--- What to work on ---
Write out, word for word, only the lines from the one containing "Convert this document image to plain text." through the final line of the data.
>> BEGIN Exercise material
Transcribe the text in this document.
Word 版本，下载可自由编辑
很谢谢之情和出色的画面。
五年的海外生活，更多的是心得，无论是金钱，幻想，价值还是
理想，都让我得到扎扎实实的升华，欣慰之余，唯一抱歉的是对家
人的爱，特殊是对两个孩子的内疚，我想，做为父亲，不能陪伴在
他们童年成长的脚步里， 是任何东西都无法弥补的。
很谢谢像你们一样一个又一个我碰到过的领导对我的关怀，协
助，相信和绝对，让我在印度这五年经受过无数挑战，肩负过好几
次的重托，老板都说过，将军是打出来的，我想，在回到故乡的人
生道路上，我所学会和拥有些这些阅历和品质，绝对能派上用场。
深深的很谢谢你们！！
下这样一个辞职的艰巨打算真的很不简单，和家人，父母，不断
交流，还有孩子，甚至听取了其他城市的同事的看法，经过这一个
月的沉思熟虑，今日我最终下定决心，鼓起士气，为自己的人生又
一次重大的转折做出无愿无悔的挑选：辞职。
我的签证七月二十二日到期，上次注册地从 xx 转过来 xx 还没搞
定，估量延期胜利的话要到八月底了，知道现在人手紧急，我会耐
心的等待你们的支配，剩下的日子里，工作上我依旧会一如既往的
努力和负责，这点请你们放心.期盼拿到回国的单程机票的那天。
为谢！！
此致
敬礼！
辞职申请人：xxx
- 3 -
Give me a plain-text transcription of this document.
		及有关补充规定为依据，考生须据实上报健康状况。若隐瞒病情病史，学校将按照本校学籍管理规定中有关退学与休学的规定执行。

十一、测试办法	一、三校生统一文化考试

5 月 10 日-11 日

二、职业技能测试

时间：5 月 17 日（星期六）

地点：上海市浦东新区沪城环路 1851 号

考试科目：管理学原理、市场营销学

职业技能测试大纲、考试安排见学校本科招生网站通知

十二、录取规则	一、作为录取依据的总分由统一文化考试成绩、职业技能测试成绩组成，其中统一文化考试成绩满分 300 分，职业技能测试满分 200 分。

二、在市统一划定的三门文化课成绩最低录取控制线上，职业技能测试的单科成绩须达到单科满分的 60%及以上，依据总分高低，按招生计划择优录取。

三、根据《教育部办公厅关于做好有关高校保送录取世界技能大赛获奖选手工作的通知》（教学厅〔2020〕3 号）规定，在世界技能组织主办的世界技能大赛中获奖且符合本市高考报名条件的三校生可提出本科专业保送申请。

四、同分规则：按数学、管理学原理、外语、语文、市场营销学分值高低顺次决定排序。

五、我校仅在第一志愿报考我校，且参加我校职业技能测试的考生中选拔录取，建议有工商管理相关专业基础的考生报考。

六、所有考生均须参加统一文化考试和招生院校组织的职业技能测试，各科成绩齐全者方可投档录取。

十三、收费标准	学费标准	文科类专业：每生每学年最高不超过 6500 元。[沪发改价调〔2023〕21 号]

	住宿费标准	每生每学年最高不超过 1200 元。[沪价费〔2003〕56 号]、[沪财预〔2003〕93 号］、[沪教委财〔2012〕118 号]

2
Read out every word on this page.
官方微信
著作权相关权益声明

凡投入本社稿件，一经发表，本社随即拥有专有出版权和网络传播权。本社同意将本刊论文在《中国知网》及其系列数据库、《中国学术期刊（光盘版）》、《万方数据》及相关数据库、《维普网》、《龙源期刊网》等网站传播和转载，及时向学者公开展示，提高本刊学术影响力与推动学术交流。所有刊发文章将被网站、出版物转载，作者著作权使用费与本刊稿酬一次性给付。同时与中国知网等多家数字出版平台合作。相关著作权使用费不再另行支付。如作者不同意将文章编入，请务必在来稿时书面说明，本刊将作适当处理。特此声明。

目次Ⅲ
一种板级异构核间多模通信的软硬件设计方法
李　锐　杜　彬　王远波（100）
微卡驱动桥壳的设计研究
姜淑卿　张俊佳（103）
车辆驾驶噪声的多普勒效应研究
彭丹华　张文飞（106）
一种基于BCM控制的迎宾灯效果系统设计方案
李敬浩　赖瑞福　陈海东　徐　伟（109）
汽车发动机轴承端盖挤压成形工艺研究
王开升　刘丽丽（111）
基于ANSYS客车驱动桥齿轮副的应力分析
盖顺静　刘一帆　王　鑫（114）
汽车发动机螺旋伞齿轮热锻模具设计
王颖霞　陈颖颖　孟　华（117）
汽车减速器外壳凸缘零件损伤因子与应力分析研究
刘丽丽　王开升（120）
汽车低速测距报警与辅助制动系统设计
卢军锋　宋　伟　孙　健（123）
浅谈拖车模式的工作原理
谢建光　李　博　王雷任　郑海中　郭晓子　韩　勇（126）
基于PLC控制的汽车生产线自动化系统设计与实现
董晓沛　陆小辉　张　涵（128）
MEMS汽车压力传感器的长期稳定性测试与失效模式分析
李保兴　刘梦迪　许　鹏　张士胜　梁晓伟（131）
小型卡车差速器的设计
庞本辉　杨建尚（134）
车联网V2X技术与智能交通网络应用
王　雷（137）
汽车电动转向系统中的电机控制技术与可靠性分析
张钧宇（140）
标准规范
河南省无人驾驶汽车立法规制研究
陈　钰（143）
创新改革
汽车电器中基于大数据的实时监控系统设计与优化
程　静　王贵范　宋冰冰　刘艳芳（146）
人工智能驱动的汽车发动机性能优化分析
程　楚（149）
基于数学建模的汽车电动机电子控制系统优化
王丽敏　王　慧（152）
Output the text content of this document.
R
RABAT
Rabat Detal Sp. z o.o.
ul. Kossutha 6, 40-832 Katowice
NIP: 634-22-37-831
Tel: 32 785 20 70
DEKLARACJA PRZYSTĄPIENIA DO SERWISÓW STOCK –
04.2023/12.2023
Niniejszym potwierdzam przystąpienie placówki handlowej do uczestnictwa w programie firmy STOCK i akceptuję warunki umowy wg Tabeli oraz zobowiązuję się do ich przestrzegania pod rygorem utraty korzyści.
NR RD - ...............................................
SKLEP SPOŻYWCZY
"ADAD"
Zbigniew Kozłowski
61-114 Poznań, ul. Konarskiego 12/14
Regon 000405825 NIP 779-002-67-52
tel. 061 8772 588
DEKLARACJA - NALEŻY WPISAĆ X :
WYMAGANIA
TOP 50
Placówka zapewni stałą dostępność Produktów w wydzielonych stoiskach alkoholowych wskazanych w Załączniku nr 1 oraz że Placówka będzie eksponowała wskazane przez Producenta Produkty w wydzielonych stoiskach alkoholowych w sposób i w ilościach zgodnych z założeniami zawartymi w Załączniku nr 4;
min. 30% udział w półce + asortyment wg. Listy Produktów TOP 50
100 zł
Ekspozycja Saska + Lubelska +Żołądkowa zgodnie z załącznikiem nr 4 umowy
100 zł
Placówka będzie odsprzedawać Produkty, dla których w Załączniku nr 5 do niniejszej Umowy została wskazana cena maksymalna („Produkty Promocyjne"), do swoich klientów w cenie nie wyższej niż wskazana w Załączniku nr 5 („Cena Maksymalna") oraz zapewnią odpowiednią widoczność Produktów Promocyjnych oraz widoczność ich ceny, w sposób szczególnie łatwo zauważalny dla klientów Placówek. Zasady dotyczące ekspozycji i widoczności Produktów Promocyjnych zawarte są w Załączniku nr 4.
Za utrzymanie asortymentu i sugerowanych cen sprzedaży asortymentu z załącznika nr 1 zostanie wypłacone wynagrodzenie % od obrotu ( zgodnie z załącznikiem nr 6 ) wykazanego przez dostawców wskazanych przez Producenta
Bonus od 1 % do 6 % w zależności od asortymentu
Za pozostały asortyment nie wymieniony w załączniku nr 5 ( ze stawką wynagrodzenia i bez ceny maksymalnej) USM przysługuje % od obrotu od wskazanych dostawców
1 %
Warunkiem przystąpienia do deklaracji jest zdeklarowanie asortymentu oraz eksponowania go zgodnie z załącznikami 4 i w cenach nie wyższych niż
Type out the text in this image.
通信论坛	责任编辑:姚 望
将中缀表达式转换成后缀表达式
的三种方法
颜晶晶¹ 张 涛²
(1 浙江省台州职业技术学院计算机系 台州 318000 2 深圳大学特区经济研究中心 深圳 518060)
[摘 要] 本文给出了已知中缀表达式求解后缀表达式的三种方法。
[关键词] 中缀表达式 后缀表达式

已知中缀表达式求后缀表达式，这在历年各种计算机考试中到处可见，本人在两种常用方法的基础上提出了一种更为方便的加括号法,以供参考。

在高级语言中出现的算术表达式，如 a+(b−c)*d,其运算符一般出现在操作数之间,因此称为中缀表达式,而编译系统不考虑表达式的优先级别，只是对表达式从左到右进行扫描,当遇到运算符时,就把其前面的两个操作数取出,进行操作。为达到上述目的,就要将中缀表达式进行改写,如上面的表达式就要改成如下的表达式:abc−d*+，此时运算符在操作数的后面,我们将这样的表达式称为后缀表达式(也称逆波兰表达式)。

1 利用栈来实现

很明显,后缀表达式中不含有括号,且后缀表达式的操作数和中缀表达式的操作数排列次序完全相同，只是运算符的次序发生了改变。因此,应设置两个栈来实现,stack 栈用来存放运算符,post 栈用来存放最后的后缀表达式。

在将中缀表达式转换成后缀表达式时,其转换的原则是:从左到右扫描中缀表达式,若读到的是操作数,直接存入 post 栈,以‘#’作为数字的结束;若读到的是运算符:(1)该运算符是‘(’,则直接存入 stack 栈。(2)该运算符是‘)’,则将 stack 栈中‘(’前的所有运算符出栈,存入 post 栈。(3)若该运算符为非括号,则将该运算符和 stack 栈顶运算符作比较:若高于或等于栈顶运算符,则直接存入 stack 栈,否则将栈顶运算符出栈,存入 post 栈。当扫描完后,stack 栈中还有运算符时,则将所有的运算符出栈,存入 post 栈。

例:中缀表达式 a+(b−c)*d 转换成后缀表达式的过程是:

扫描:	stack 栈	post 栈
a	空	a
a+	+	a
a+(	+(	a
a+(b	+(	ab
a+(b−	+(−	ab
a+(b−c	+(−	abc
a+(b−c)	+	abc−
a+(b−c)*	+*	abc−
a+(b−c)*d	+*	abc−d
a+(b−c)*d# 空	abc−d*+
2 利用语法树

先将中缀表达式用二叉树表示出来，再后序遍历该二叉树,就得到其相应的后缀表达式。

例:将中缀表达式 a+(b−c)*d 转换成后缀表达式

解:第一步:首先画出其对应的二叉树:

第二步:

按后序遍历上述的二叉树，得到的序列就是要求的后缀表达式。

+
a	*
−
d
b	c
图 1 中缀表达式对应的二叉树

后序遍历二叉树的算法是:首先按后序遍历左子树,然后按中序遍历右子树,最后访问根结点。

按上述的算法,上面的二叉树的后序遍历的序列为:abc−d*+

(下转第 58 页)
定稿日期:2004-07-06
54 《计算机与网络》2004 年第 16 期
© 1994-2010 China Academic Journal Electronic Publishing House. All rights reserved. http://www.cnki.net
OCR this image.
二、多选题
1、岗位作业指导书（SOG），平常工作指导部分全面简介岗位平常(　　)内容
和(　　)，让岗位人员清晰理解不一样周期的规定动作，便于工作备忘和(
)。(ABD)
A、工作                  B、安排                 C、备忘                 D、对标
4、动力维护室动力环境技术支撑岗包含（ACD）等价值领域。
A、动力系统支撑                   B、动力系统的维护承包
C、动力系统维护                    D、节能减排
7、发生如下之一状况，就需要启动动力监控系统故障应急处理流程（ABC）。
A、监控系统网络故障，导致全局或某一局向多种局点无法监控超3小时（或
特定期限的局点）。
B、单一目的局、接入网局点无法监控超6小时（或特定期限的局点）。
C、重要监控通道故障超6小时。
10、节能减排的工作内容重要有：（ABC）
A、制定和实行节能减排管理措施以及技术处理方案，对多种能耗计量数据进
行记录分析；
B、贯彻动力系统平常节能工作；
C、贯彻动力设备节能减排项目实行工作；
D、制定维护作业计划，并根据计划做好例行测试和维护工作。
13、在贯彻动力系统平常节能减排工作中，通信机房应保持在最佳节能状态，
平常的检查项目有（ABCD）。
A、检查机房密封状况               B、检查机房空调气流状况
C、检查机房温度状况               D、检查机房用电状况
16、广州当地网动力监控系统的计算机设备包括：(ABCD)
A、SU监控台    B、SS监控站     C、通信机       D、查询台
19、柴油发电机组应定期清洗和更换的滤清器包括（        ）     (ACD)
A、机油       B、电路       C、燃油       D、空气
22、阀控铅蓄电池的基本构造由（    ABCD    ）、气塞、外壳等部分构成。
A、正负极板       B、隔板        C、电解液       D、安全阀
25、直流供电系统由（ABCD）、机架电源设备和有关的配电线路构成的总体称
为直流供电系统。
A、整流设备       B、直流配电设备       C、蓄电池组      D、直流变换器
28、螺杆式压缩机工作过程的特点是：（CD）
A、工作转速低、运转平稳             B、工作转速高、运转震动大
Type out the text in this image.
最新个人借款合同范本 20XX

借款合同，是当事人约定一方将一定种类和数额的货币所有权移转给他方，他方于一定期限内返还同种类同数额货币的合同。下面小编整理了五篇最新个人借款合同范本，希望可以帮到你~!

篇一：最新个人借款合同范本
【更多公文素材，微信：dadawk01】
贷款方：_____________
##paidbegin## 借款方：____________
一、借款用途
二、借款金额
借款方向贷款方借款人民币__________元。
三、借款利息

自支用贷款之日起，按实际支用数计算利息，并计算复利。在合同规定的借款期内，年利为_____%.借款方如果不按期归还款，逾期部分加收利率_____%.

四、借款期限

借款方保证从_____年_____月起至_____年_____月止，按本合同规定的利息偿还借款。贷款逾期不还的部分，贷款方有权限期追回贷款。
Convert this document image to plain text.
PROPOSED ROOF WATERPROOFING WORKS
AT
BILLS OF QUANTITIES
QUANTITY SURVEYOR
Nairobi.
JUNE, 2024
>> END Exercise material
--- Output of the exercise ---
Convert this document image to plain text.
PROPOSED ROOF WATERPROOFING WORKS
AT
BILLS OF QUANTITIES
QUANTITY SURVEYOR
Nairobi.
JUNE, 2024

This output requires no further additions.